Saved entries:
-- -- --

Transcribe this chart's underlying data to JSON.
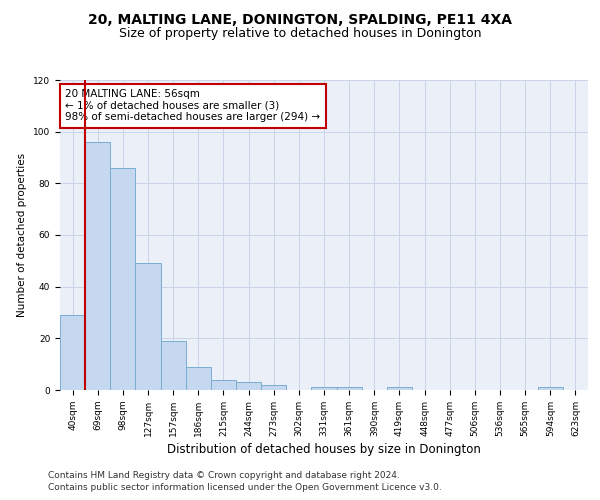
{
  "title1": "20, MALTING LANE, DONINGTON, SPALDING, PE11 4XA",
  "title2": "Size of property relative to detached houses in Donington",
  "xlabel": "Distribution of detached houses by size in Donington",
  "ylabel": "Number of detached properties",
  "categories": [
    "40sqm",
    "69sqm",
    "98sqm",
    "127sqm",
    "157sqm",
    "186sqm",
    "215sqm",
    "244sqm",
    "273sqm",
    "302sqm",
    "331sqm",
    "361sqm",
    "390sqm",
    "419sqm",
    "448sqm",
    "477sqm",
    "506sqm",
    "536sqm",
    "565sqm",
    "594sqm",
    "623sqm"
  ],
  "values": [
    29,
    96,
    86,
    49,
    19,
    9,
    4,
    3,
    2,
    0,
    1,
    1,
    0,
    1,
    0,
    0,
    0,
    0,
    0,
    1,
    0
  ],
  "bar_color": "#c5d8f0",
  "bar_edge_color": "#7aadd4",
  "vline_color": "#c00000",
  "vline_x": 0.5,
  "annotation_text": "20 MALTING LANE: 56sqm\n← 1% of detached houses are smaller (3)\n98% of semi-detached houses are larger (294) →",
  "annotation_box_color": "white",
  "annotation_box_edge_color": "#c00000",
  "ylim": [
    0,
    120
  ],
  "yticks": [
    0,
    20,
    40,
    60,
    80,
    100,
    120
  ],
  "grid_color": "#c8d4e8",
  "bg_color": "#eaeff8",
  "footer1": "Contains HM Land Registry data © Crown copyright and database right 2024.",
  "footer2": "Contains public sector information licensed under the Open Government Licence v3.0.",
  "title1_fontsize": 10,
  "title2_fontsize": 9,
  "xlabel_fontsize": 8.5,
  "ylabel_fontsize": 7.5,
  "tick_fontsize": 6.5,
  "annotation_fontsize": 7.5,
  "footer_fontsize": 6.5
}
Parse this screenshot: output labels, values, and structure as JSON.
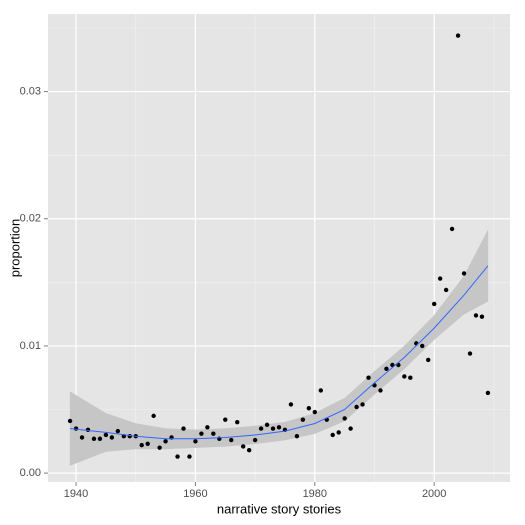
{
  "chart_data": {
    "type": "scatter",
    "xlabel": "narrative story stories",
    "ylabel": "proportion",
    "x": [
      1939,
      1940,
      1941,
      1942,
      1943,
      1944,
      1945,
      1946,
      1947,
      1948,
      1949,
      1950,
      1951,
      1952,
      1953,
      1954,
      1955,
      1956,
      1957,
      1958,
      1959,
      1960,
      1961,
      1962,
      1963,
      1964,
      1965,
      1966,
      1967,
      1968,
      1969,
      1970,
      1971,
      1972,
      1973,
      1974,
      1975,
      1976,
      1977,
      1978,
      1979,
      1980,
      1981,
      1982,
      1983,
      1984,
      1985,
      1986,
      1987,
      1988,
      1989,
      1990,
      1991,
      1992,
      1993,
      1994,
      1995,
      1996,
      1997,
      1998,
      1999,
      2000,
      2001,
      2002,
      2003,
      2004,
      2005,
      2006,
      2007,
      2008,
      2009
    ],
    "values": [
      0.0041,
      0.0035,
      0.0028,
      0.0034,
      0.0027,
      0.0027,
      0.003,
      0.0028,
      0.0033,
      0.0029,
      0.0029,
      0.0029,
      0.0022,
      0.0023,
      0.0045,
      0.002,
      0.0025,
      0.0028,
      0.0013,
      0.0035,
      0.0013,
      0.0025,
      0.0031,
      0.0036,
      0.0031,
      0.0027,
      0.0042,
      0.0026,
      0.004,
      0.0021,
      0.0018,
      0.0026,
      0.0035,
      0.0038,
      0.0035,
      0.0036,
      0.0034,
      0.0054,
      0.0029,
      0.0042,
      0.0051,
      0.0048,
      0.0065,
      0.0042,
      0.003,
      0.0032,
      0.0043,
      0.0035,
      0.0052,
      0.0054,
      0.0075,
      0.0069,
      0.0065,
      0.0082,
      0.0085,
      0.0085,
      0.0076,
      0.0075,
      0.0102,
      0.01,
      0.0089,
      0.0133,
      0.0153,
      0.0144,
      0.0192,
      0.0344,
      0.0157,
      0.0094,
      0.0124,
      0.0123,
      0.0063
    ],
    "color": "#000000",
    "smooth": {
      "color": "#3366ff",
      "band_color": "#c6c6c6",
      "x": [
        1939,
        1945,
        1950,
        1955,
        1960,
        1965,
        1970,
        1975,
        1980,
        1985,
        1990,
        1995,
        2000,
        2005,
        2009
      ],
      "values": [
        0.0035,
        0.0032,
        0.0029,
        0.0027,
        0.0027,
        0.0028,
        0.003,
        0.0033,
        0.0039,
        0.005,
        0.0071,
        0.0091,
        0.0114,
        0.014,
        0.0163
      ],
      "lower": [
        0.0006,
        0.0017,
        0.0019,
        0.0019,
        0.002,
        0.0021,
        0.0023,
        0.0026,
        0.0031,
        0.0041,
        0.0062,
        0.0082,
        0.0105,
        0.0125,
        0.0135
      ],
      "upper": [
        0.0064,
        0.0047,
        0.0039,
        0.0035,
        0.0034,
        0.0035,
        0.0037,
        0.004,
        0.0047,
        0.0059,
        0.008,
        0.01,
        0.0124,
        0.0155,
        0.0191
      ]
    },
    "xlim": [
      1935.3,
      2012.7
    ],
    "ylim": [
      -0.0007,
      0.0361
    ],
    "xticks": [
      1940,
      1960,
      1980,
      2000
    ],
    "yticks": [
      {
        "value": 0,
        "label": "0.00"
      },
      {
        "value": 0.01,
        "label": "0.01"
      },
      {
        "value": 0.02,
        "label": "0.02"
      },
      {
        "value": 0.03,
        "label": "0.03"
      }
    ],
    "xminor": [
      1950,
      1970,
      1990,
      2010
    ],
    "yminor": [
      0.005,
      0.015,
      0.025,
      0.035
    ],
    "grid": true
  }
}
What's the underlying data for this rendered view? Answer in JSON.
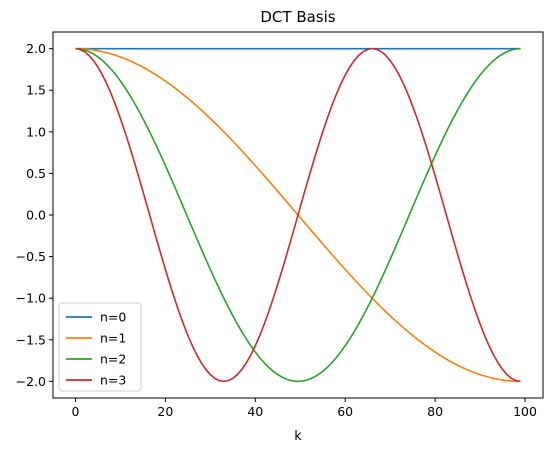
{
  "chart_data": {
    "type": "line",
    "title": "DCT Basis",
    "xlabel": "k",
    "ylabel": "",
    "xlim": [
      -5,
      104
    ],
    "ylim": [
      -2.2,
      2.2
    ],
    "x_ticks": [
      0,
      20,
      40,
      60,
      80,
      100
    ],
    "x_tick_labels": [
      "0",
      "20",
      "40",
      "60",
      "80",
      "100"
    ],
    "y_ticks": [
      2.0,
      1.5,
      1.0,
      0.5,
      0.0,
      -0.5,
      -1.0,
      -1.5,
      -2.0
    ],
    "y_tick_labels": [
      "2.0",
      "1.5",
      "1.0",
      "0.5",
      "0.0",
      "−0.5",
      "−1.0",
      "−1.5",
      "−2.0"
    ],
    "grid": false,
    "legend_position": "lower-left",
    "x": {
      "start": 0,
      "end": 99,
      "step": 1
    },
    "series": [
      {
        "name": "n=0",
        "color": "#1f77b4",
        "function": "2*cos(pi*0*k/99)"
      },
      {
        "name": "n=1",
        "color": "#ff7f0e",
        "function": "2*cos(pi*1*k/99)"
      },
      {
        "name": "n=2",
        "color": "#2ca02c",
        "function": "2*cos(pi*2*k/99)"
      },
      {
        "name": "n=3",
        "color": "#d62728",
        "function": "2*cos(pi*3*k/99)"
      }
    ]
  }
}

-- -- --

Transcribe every entry word for word, but skip the pictures.

Transcribe this chart's underlying data to JSON.
{
  "title1": "20, MALTING LANE, DONINGTON, SPALDING, PE11 4XA",
  "title2": "Size of property relative to detached houses in Donington",
  "xlabel": "Distribution of detached houses by size in Donington",
  "ylabel": "Number of detached properties",
  "categories": [
    "40sqm",
    "69sqm",
    "98sqm",
    "127sqm",
    "157sqm",
    "186sqm",
    "215sqm",
    "244sqm",
    "273sqm",
    "302sqm",
    "331sqm",
    "361sqm",
    "390sqm",
    "419sqm",
    "448sqm",
    "477sqm",
    "506sqm",
    "536sqm",
    "565sqm",
    "594sqm",
    "623sqm"
  ],
  "values": [
    29,
    96,
    86,
    49,
    19,
    9,
    4,
    3,
    2,
    0,
    1,
    1,
    0,
    1,
    0,
    0,
    0,
    0,
    0,
    1,
    0
  ],
  "bar_color": "#c5d8f0",
  "bar_edge_color": "#7aadd4",
  "vline_color": "#c00000",
  "vline_x": 0.5,
  "annotation_text": "20 MALTING LANE: 56sqm\n← 1% of detached houses are smaller (3)\n98% of semi-detached houses are larger (294) →",
  "annotation_box_color": "white",
  "annotation_box_edge_color": "#c00000",
  "ylim": [
    0,
    120
  ],
  "yticks": [
    0,
    20,
    40,
    60,
    80,
    100,
    120
  ],
  "grid_color": "#c8d4e8",
  "bg_color": "#eaeff8",
  "footer1": "Contains HM Land Registry data © Crown copyright and database right 2024.",
  "footer2": "Contains public sector information licensed under the Open Government Licence v3.0.",
  "title1_fontsize": 10,
  "title2_fontsize": 9,
  "xlabel_fontsize": 8.5,
  "ylabel_fontsize": 7.5,
  "tick_fontsize": 6.5,
  "annotation_fontsize": 7.5,
  "footer_fontsize": 6.5
}
Parse this screenshot: output labels, values, and structure as JSON.
{
  "chart_data": {
    "type": "scatter",
    "xlabel": "narrative story stories",
    "ylabel": "proportion",
    "x": [
      1939,
      1940,
      1941,
      1942,
      1943,
      1944,
      1945,
      1946,
      1947,
      1948,
      1949,
      1950,
      1951,
      1952,
      1953,
      1954,
      1955,
      1956,
      1957,
      1958,
      1959,
      1960,
      1961,
      1962,
      1963,
      1964,
      1965,
      1966,
      1967,
      1968,
      1969,
      1970,
      1971,
      1972,
      1973,
      1974,
      1975,
      1976,
      1977,
      1978,
      1979,
      1980,
      1981,
      1982,
      1983,
      1984,
      1985,
      1986,
      1987,
      1988,
      1989,
      1990,
      1991,
      1992,
      1993,
      1994,
      1995,
      1996,
      1997,
      1998,
      1999,
      2000,
      2001,
      2002,
      2003,
      2004,
      2005,
      2006,
      2007,
      2008,
      2009
    ],
    "values": [
      0.0041,
      0.0035,
      0.0028,
      0.0034,
      0.0027,
      0.0027,
      0.003,
      0.0028,
      0.0033,
      0.0029,
      0.0029,
      0.0029,
      0.0022,
      0.0023,
      0.0045,
      0.002,
      0.0025,
      0.0028,
      0.0013,
      0.0035,
      0.0013,
      0.0025,
      0.0031,
      0.0036,
      0.0031,
      0.0027,
      0.0042,
      0.0026,
      0.004,
      0.0021,
      0.0018,
      0.0026,
      0.0035,
      0.0038,
      0.0035,
      0.0036,
      0.0034,
      0.0054,
      0.0029,
      0.0042,
      0.0051,
      0.0048,
      0.0065,
      0.0042,
      0.003,
      0.0032,
      0.0043,
      0.0035,
      0.0052,
      0.0054,
      0.0075,
      0.0069,
      0.0065,
      0.0082,
      0.0085,
      0.0085,
      0.0076,
      0.0075,
      0.0102,
      0.01,
      0.0089,
      0.0133,
      0.0153,
      0.0144,
      0.0192,
      0.0344,
      0.0157,
      0.0094,
      0.0124,
      0.0123,
      0.0063
    ],
    "color": "#000000",
    "smooth": {
      "color": "#3366ff",
      "band_color": "#c6c6c6",
      "x": [
        1939,
        1945,
        1950,
        1955,
        1960,
        1965,
        1970,
        1975,
        1980,
        1985,
        1990,
        1995,
        2000,
        2005,
        2009
      ],
      "values": [
        0.0035,
        0.0032,
        0.0029,
        0.0027,
        0.0027,
        0.0028,
        0.003,
        0.0033,
        0.0039,
        0.005,
        0.0071,
        0.0091,
        0.0114,
        0.014,
        0.0163
      ],
      "lower": [
        0.0006,
        0.0017,
        0.0019,
        0.0019,
        0.002,
        0.0021,
        0.0023,
        0.0026,
        0.0031,
        0.0041,
        0.0062,
        0.0082,
        0.0105,
        0.0125,
        0.0135
      ],
      "upper": [
        0.0064,
        0.0047,
        0.0039,
        0.0035,
        0.0034,
        0.0035,
        0.0037,
        0.004,
        0.0047,
        0.0059,
        0.008,
        0.01,
        0.0124,
        0.0155,
        0.0191
      ]
    },
    "xlim": [
      1935.3,
      2012.7
    ],
    "ylim": [
      -0.0007,
      0.0361
    ],
    "xticks": [
      1940,
      1960,
      1980,
      2000
    ],
    "yticks": [
      {
        "value": 0,
        "label": "0.00"
      },
      {
        "value": 0.01,
        "label": "0.01"
      },
      {
        "value": 0.02,
        "label": "0.02"
      },
      {
        "value": 0.03,
        "label": "0.03"
      }
    ],
    "xminor": [
      1950,
      1970,
      1990,
      2010
    ],
    "yminor": [
      0.005,
      0.015,
      0.025,
      0.035
    ],
    "grid": true
  }
}
What's the underlying data for this rendered view? Answer in JSON.
{
  "chart_data": {
    "type": "line",
    "title": "DCT Basis",
    "xlabel": "k",
    "ylabel": "",
    "xlim": [
      -5,
      104
    ],
    "ylim": [
      -2.2,
      2.2
    ],
    "x_ticks": [
      0,
      20,
      40,
      60,
      80,
      100
    ],
    "x_tick_labels": [
      "0",
      "20",
      "40",
      "60",
      "80",
      "100"
    ],
    "y_ticks": [
      2.0,
      1.5,
      1.0,
      0.5,
      0.0,
      -0.5,
      -1.0,
      -1.5,
      -2.0
    ],
    "y_tick_labels": [
      "2.0",
      "1.5",
      "1.0",
      "0.5",
      "0.0",
      "−0.5",
      "−1.0",
      "−1.5",
      "−2.0"
    ],
    "grid": false,
    "legend_position": "lower-left",
    "x": {
      "start": 0,
      "end": 99,
      "step": 1
    },
    "series": [
      {
        "name": "n=0",
        "color": "#1f77b4",
        "function": "2*cos(pi*0*k/99)"
      },
      {
        "name": "n=1",
        "color": "#ff7f0e",
        "function": "2*cos(pi*1*k/99)"
      },
      {
        "name": "n=2",
        "color": "#2ca02c",
        "function": "2*cos(pi*2*k/99)"
      },
      {
        "name": "n=3",
        "color": "#d62728",
        "function": "2*cos(pi*3*k/99)"
      }
    ]
  }
}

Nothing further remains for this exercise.